## [Texto citado]
Así llegó a los 84 años. Así llegó al 16 de abril. El 16A, según indican los registros históricos. Eran las 18h58 y don Galito, como casi siempre, estaba solo en su frágil casa. Estaba parado y, de pronto, todo comenzó a moverse. ¿Será la presión? ¿Será el colesterol? ¿Será la debilidad que ya no puede con el peso de sus años? Su cabeza no podía asociar estos mareos con un factor externo que ya lo estaba destruyendo todo. La tierra comenzó a sonar y sus pies no obedecieron más. La fuerza natural ya había impuesto sus condiciones.
Así que tuvo que agarrarse lo más fuerte que pudo al pilar de su casa. Un pilar de madera, esa madera que casi no traicionó a nadie de los que confiaron en ella para levantar su hogar. Todo lo contrario del cemento, que pesado e inclemente cayó encima de quienes tanto se habían sacrificado para tener una casa fuerte, firme, que les dé seguridad. Don Galito no tuvo opciones: la madera fue la única que por su pobreza lo pudo arropar.
¿Cómo siente un terremoto de 7,8 grados un ciego? Con terror, por supuesto. Porque los gritos que llegaban hasta él eran de espanto, de un dolor que nunca antes había sentido. Los llantos ya eran secos. Los clamores por ayuda se ahogaban en la destrucción. Y la impotencia, inconmensurable. ¿Qué puede hacer un anciano de 84 años, débil y ciego, ante la furia de la naturaleza?

## [Tarea escrita a]
Convierta en una lista JSON de cadenas, una por cada línea y omitiendo las líneas en blanco, los registros que van desde su comienzo hasta la línea que contiene "bar-38 <box>568 367 585 480</box>", ambas incluidas.
El texto y los registros constituyen materiales independientes entre sí.

## [Entradas extraídas]

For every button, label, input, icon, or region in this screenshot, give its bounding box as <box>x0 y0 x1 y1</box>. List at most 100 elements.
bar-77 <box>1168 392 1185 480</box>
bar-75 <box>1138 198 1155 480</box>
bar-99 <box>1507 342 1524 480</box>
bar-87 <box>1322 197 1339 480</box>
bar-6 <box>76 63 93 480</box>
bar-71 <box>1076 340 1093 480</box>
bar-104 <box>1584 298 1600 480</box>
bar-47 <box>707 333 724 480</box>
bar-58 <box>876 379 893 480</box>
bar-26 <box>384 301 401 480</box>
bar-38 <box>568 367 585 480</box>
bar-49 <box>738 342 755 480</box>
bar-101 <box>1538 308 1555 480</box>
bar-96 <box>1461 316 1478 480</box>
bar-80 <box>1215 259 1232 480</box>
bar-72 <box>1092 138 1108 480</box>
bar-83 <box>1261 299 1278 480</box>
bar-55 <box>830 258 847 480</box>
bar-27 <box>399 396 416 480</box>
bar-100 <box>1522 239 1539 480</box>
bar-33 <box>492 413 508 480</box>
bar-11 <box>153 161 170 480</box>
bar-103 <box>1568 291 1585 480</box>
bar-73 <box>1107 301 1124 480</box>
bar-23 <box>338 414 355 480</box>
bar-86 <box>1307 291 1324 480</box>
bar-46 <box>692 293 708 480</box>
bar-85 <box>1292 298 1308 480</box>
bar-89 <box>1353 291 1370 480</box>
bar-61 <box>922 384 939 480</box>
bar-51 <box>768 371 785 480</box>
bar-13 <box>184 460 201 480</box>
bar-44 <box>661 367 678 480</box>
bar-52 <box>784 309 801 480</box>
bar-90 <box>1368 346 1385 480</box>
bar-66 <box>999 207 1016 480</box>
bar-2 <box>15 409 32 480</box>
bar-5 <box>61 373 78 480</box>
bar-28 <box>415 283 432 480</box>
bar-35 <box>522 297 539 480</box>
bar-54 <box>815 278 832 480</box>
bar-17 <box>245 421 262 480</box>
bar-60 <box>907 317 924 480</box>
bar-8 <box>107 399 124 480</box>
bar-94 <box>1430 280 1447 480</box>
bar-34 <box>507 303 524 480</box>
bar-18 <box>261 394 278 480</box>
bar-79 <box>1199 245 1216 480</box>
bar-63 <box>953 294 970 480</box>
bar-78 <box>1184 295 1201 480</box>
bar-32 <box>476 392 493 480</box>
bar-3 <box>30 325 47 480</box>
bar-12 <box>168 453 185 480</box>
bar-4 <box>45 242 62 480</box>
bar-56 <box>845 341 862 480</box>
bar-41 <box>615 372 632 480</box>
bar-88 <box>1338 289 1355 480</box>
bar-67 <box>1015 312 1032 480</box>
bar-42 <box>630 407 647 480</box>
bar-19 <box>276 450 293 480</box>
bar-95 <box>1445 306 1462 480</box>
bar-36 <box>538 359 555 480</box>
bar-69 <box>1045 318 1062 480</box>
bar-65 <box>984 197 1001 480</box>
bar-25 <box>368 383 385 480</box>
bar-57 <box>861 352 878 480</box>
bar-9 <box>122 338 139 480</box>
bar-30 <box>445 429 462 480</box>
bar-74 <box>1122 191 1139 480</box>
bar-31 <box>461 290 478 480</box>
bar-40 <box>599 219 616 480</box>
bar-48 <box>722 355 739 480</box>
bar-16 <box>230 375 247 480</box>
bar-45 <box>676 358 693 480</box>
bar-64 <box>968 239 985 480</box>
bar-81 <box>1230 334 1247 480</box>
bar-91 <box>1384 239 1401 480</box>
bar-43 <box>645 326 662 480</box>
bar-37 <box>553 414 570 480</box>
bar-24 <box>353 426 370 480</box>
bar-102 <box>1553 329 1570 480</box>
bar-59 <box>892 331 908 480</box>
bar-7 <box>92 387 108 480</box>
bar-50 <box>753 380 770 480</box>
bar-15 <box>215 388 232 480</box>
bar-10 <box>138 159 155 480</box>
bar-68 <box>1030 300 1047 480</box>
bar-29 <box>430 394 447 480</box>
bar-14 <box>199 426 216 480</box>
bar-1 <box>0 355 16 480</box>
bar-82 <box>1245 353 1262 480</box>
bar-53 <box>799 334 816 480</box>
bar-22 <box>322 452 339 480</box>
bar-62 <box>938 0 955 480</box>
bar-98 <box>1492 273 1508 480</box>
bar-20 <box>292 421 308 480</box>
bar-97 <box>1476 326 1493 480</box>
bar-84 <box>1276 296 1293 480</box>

## [Tarea escrita b]
Responda, a partir del relato sobre don Galito, las siguientes preguntas:
(i) ¿A qué hora comenzó a moverse todo?
(ii) ¿De qué material era el pilar al que se agarró don Galito?
(iii) ¿Qué magnitud se atribuye al terremoto?

## [Resultado del ejercicio a]
[
  "For every button, label, input, icon, or region in this screenshot, give its bounding box as <box>x0 y0 x1 y1</box>. List at most 100 elements.",
  "bar-77 <box>1168 392 1185 480</box>",
  "bar-75 <box>1138 198 1155 480</box>",
  "bar-99 <box>1507 342 1524 480</box>",
  "bar-87 <box>1322 197 1339 480</box>",
  "bar-6 <box>76 63 93 480</box>",
  "bar-71 <box>1076 340 1093 480</box>",
  "bar-104 <box>1584 298 1600 480</box>",
  "bar-47 <box>707 333 724 480</box>",
  "bar-58 <box>876 379 893 480</box>",
  "bar-26 <box>384 301 401 480</box>",
  "bar-38 <box>568 367 585 480</box>"
]

## [Resultado del ejercicio b]
(i) A las 18h58.
(ii) De madera.
(iii) 7,8 grados.